§ **EXERCISE**: Pick out every line in the data below that holds "атомов".

____________

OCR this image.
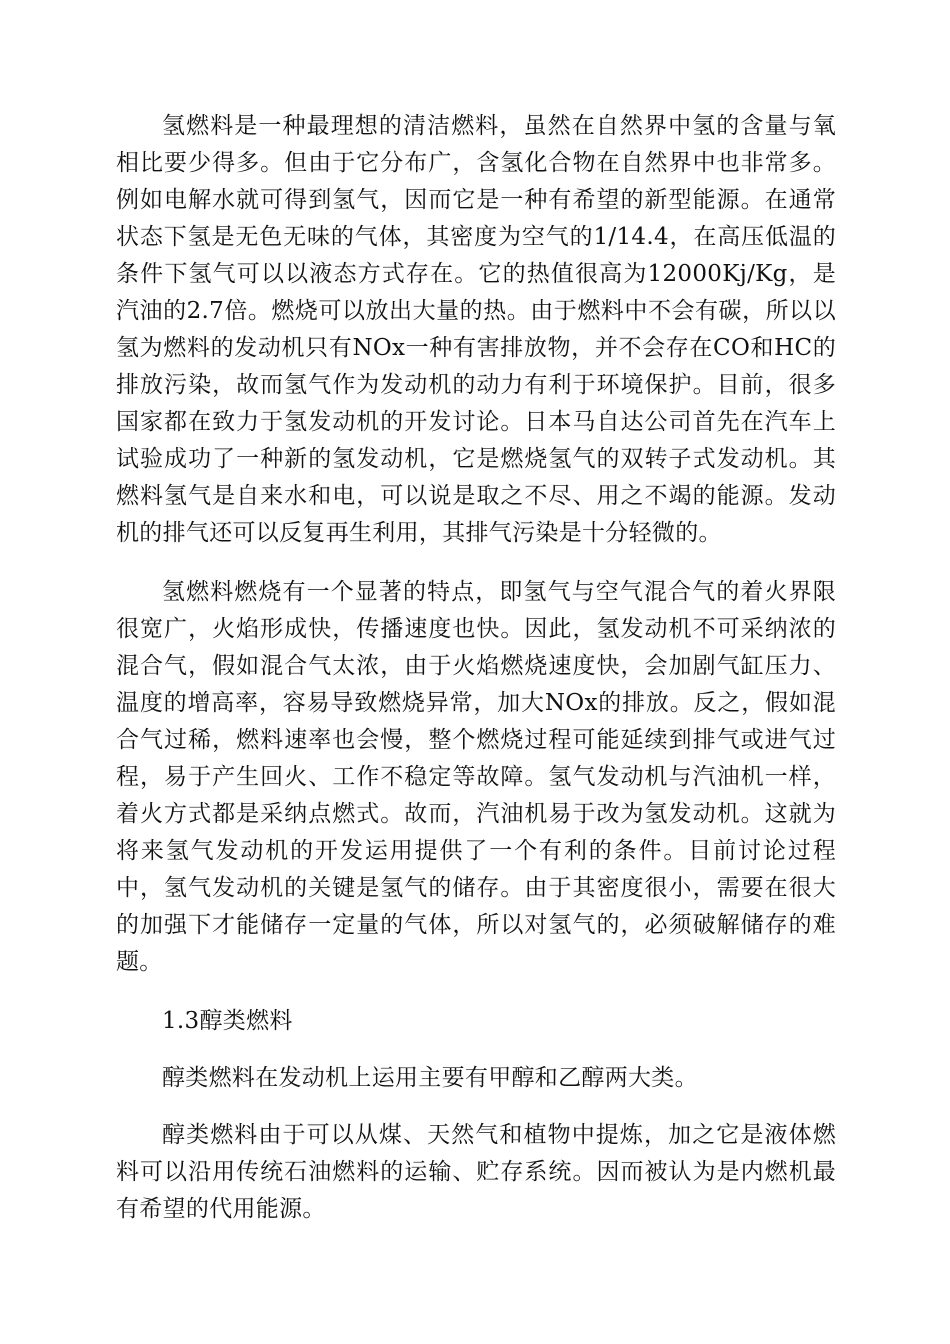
氢燃料是一种最理想的清洁燃料，虽然在自然界中氢的含量与氧相比要少得多。但由于它分布广，含氢化合物在自然界中也非常多。例如电解水就可得到氢气，因而它是一种有希望的新型能源。在通常状态下氢是无色无味的气体，其密度为空气的1/14.4，在高压低温的条件下氢气可以以液态方式存在。它的热值很高为12000Kj/Kg，是汽油的2.7倍。燃烧可以放出大量的热。由于燃料中不会有碳，所以以氢为燃料的发动机只有NOx一种有害排放物，并不会存在CO和HC的排放污染，故而氢气作为发动机的动力有利于环境保护。目前，很多国家都在致力于氢发动机的开发讨论。日本马自达公司首先在汽车上试验成功了一种新的氢发动机，它是燃烧氢气的双转子式发动机。其燃料氢气是自来水和电，可以说是取之不尽、用之不竭的能源。发动机的排气还可以反复再生利用，其排气污染是十分轻微的。

氢燃料燃烧有一个显著的特点，即氢气与空气混合气的着火界限很宽广，火焰形成快，传播速度也快。因此，氢发动机不可采纳浓的混合气，假如混合气太浓，由于火焰燃烧速度快，会加剧气缸压力、温度的增高率，容易导致燃烧异常，加大NOx的排放。反之，假如混合气过稀，燃料速率也会慢，整个燃烧过程可能延续到排气或进气过程，易于产生回火、工作不稳定等故障。氢气发动机与汽油机一样，着火方式都是采纳点燃式。故而，汽油机易于改为氢发动机。这就为将来氢气发动机的开发运用提供了一个有利的条件。目前讨论过程中，氢气发动机的关键是氢气的储存。由于其密度很小，需要在很大的加强下才能储存一定量的气体，所以对氢气的，必须破解储存的难题。

1.3醇类燃料

醇类燃料在发动机上运用主要有甲醇和乙醇两大类。

醇类燃料由于可以从煤、天然气和植物中提炼，加之它是液体燃料可以沿用传统石油燃料的运输、贮存系统。因而被认为是内燃机最有希望的代用能源。
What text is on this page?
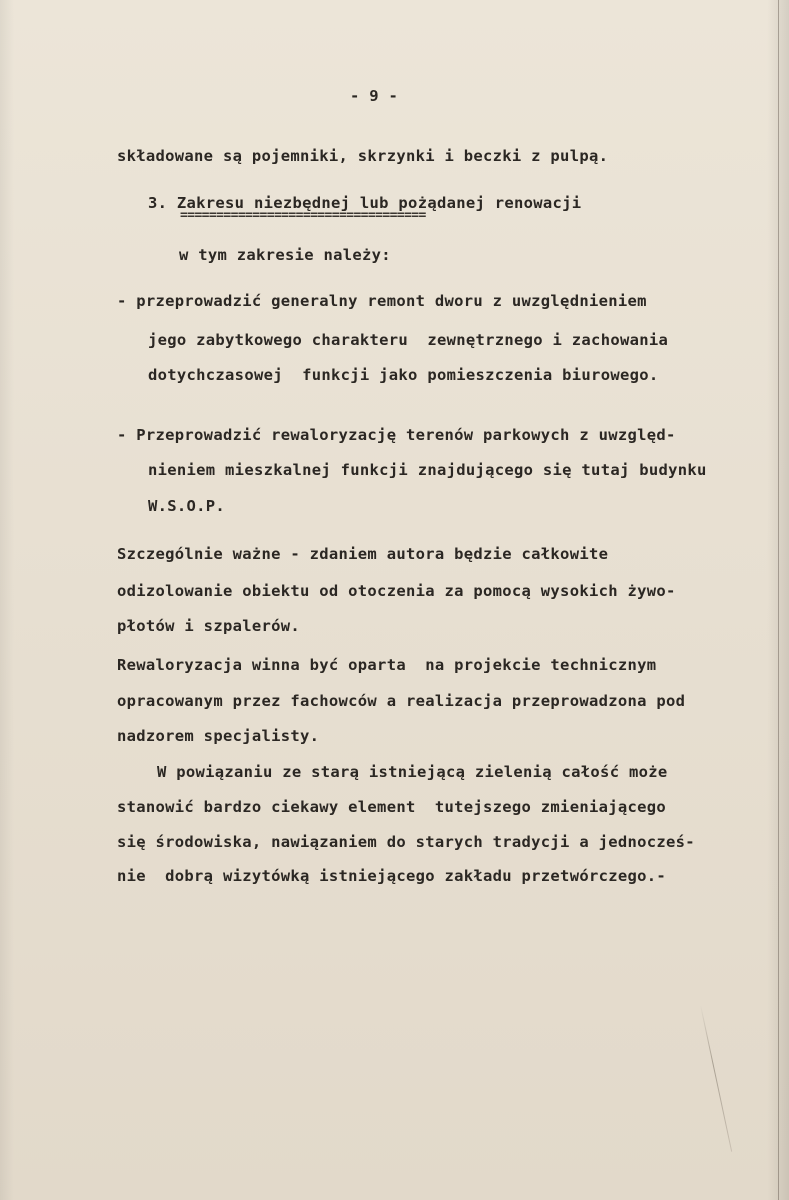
- 9 -
składowane są pojemniki, skrzynki i beczki z pulpą.
3. Zakresu niezbędnej lub pożądanej renowacji
==================================
w tym zakresie należy:
- przeprowadzić generalny remont dworu z uwzględnieniem
jego zabytkowego charakteru  zewnętrznego i zachowania
dotychczasowej  funkcji jako pomieszczenia biurowego.
- Przeprowadzić rewaloryzację terenów parkowych z uwzględ-
nieniem mieszkalnej funkcji znajdującego się tutaj budynku
W.S.O.P.
Szczególnie ważne - zdaniem autora będzie całkowite
odizolowanie obiektu od otoczenia za pomocą wysokich żywo-
płotów i szpalerów.
Rewaloryzacja winna być oparta  na projekcie technicznym
opracowanym przez fachowców a realizacja przeprowadzona pod
nadzorem specjalisty.
W powiązaniu ze starą istniejącą zielenią całość może
stanowić bardzo ciekawy element  tutejszego zmieniającego
się środowiska, nawiązaniem do starych tradycji a jednocześ-
nie  dobrą wizytówką istniejącego zakładu przetwórczego.-
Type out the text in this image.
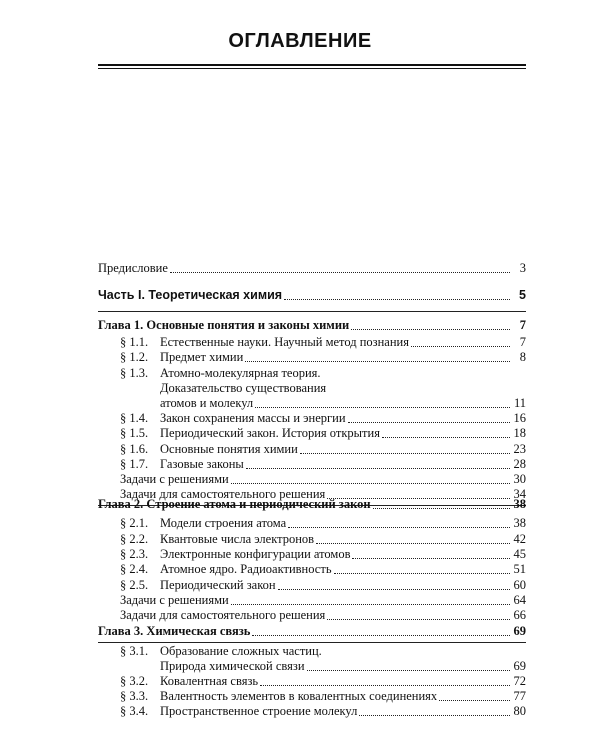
ОГЛАВЛЕНИЕ
Предисловие	3
Часть I. Теоретическая химия	5
Глава 1. Основные понятия и законы химии	7
§ 1.1. Естественные науки. Научный метод познания	7
§ 1.2. Предмет химии	8
§ 1.3. Атомно-молекулярная теория.
Доказательство существования
атомов и молекул	11
§ 1.4. Закон сохранения массы и энергии	16
§ 1.5. Периодический закон. История открытия	18
§ 1.6. Основные понятия химии	23
§ 1.7. Газовые законы	28
Задачи с решениями	30
Задачи для самостоятельного решения	34
Глава 2. Строение атома и периодический закон	38
§ 2.1. Модели строения атома	38
§ 2.2. Квантовые числа электронов	42
§ 2.3. Электронные конфигурации атомов	45
§ 2.4. Атомное ядро. Радиоактивность	51
§ 2.5. Периодический закон	60
Задачи с решениями	64
Задачи для самостоятельного решения	66
Глава 3. Химическая связь	69
§ 3.1. Образование сложных частиц.
Природа химической связи	69
§ 3.2. Ковалентная связь	72
§ 3.3. Валентность элементов в ковалентных соединениях	77
§ 3.4. Пространственное строение молекул	80
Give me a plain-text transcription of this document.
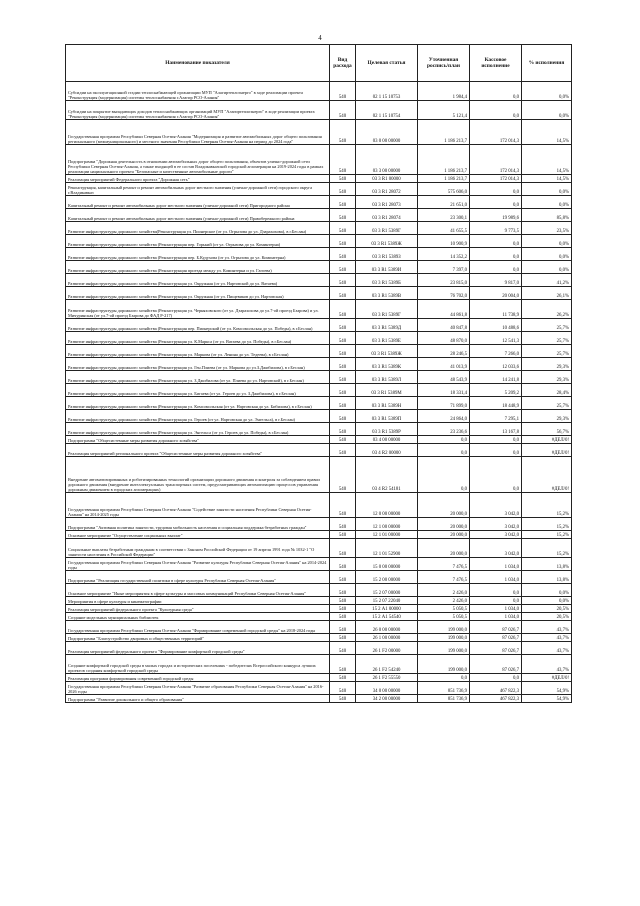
4
Наименование показателя	Вид расхода	Целевая статья	Уточненная роспись/план	Кассовое исполнение	% исполнения
Субсидии на эксплуатационной стадии теплоснабжающей организации МУП "Алагиртеплоэнерго" в ходе реализации проекта "Реконструкция (модернизация) системы теплоснабжения г.Алагир РСО-Алания"	540	02 1 15 10753	1 984,4	0,0	0,0%
Субсидии на покрытие выпадающих доходов теплоснабжающих организаций МУП "Алагиртеплоэнерго" в ходе реализации проекта "Реконструкция (модернизация) системы теплоснабжения г.Алагир РСО-Алания"	540	02 1 15 10754	5 121,4	0,0	0,0%
Государственная программа Республики Северная Осетия-Алания "Модернизация и развитие автомобильных дорог общего пользования регионального (межмуниципального) и местного значения Республики Северная Осетия-Алания на период до 2024 года"	540	03 0 00 00000	1 186 213,7	172 014,3	14,5%
Подпрограмма "Дорожная деятельность в отношении автомобильных дорог общего пользования, объектов улично-дорожной сети Республики Северная Осетия-Алания, а также входящей в ее состав Владикавказской городской агломерации на 2019-2024 годы в рамках реализации национального проекта "Безопасные и качественные автомобильные дороги"	540	03 3 00 00000	1 186 213,7	172 014,3	14,5%
Реализация мероприятий Федерального проекта "Дорожная сеть"	540	03 3 R1 00000	1 186 213,7	172 014,3	14,5%
Реконструкция, капитальный ремонт и ремонт автомобильных дорог местного значения (улично-дорожной сети) городского округа г.Владикавказ	540	03 3 R1 28072	575 606,0	0,0	0,0%
Капитальный ремонт и ремонт автомобильных дорог местного значения (улично-дорожной сети) Пригородного района	540	03 3 R1 28073	21 651,0	0,0	0,0%
Капитальный ремонт и ремонт автомобильных дорог местного значения (улично-дорожной сети) Правобережного района	540	03 3 R1 28074	23 300,1	19 989,6	85,8%
Развитие инфраструктуры дорожного хозяйства(Реконструкция ул. Пионерское (от ул. Огрызова до ул. Дзарахохова), в г.Беслан)	540	03 3 R1 5389Г	41 655,5	9 773,5	23,5%
Развитие инфраструктуры дорожного хозяйства (Реконструкция пер. Горький (от ул. Огрызова до ул. Коминтерна)	540	03 3 R1 5389Ж	10 900,9	0,0	0,0%
Развитие инфраструктуры дорожного хозяйства (Реконструкция пер. Б.Кудухова (от ул. Огрызова до ул. Коминтерна)	540	03 3 R1 5389З	14 352,2	0,0	0,0%
Развитие инфраструктуры дорожного хозяйства (Реконструкция проезда между ул. Коминтерна и ул. Гагоева)	540	03 3 R1 5389И	7 397,0	0,0	0,0%
Развитие инфраструктуры дорожного хозяйства (Реконструкция ул. Окружная (от ул. Нартовской до ул. Ватаева)	540	03 3 R1 5389Б	23 815,0	9 817,0	41,2%
Развитие инфраструктуры дорожного хозяйства (Реконструкция ул. Окружная (от ул. Пищевиков до ул. Нартовская)	540	03 3 R1 5389В	76 702,0	20 004,0	26,1%
Развитие инфраструктуры дорожного хозяйства (Реконструкция ул. Черняховского (от ул. Дзарахохова до ул.7-ой проезд Бзарова) и ул. Мичуринская (от ул.7-ой проезд Бзарова до ФАД Р-217)	540	03 3 R1 5389Г	44 861,8	11 738,9	26,2%
Развитие инфраструктуры дорожного хозяйства (Реконструкция пер. Пионерский (от ул. Комсомольская до ул. Победы), в г.Беслан)	540	03 3 R1 5389Д	40 847,8	10 488,6	25,7%
Развитие инфраструктуры дорожного хозяйства (Реконструкция ул. К.Маркса (от ул. Ватаева до ул. Победы), в г.Беслан)	540	03 3 R1 5389Е	48 870,0	12 541,3	25,7%
Развитие инфраструктуры дорожного хозяйства (Реконструкция ул. Маркова (от ул. Ленина до ул. Тедеева), в г.Беслан)	540	03 3 R1 5389Ж	28 246,5	7 266,0	25,7%
Развитие инфраструктуры дорожного хозяйства (Реконструкция ул. Ген.Плиева (от ул. Маркова до ул.З.Джибилова), в г.Беслан)	540	03 3 R1 5389К	41 013,9	12 033,6	29,3%
Развитие инфраструктуры дорожного хозяйства (Реконструкция ул. З.Джибилова (от ул. Плиева до ул. Нартовской), в г.Беслан)	540	03 3 R1 5389Л	48 543,9	14 241,8	29,3%
Развитие инфраструктуры дорожного хозяйства (Реконструкция ул. Бигаева (от ул. Героев до ул. З.Джибилова), в г.Беслан)	540	03 3 R1 5389М	18 331,4	5 209,2	28,4%
Развитие инфраструктуры дорожного хозяйства (Реконструкция ул. Комсомольская (от ул. Нартовская до ул. Бибилова), в г.Беслан)	540	03 3 R1 5389Н	71 899,0	18 448,9	25,7%
Развитие инфраструктуры дорожного хозяйства (Реконструкция ул. Героев (от ул. Нартовская до ул. Энгельса), в г.Беслан)	540	03 3 R1 5389П	24 864,0	7 295,1	29,3%
Развитие инфраструктуры дорожного хозяйства (Реконструкция ул. Энгельса (от ул. Героев до ул. Победы), в г.Беслан)	540	03 3 R1 5389Р	23 236,6	13 167,8	56,7%
Подпрограмма "Общесистемные меры развития дорожного хозяйства"	540	03 4 00 00000	0,0	0,0	#ДЕЛ/0!
Реализация мероприятий регионального проекта "Общесистемные меры развития дорожного хозяйства"	540	03 4 R2 00000	0,0	0,0	#ДЕЛ/0!
Внедрение автоматизированных и роботизированных технологий организации дорожного движения и контроля за соблюдением правил дорожного движения (внедрение интеллектуальных транспортных систем, предусматривающих автоматизацию процессов управления дорожным движением в городских агломерациях)	540	03 4 R2 54181	0,0	0,0	#ДЕЛ/0!
Государственная программа Республики Северная Осетия-Алания "Содействие занятости населения Республики Северная Осетия-Алания" на 2014-2025 годы	540	12 0 00 00000	20 000,0	3 042,0	15,2%
Подпрограмма "Активная политика занятости, трудовая мобильность населения и социальная поддержка безработных граждан"	540	12 1 00 00000	20 000,0	3 042,0	15,2%
Основное мероприятие "Осуществление социальных выплат"	540	12 1 01 00000	20 000,0	3 042,0	15,2%
Социальные выплаты безработным гражданам в соответствии с Законом Российской Федерации от 19 апреля 1991 года № 1032-1 "О занятости населения в Российской Федерации"	540	12 1 01 52900	20 000,0	3 042,0	15,2%
Государственная программа Республики Северная Осетия-Алания "Развитие культуры Республики Северная Осетия-Алания" на 2014-2024 годы	540	15 0 00 00000	7 476,5	1 034,0	13,8%
Подпрограмма "Реализация государственной политики в сфере культуры Республики Северная Осетия-Алания"	540	15 2 00 00000	7 476,5	1 034,0	13,8%
Основное мероприятие "Иные мероприятия в сфере культуры и массовых коммуникаций Республики Северная Осетия-Алания"	540	15 2 07 00000	2 426,0	0,0	0,0%
Мероприятия в сфере культуры и кинематографии	540	15 2 07 22040	2 426,0	0,0	0,0%
Реализация мероприятий федерального проекта "Культурная среда"	540	15 2 А1 00000	5 050,5	1 034,0	20,5%
Создание модельных муниципальных библиотек	540	15 2 А1 54540	5 050,5	1 034,0	20,5%
Государственная программа Республики Северная Осетия-Алания "Формирование современной городской среды" на 2018-2024 годы	540	26 0 00 00000	199 000,0	87 026,7	43,7%
Подпрограмма "Благоустройство дворовых и общественных территорий"	540	26 1 00 00000	199 000,0	87 026,7	43,7%
Реализация мероприятий федерального проекта "Формирование комфортной городской среды"	540	26 1 F2 00000	199 000,0	87 026,7	43,7%
Создание комфортной городской среды в малых городах и исторических поселениях - победителях Всероссийского конкурса лучших проектов создания комфортной городской среды	540	26 1 F2 54240	199 000,0	87 026,7	43,7%
Реализация программ формирования современной городской среды	540	26 1 F2 55550	0,0	0,0	#ДЕЛ/0!
Государственная программа Республики Северная Осетия-Алания "Развитие образования Республики Северная Осетия-Алания" на 2016-2026 годы	540	34 0 00 00000	851 736,9	467 822,3	54,9%
Подпрограмма "Развитие дошкольного и общего образования"	540	34 2 00 00000	851 736,9	467 822,3	54,9%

____________

§ **RESULT**:
атомов и молекул	11
§ 2.3. Электронные конфигурации атомов	45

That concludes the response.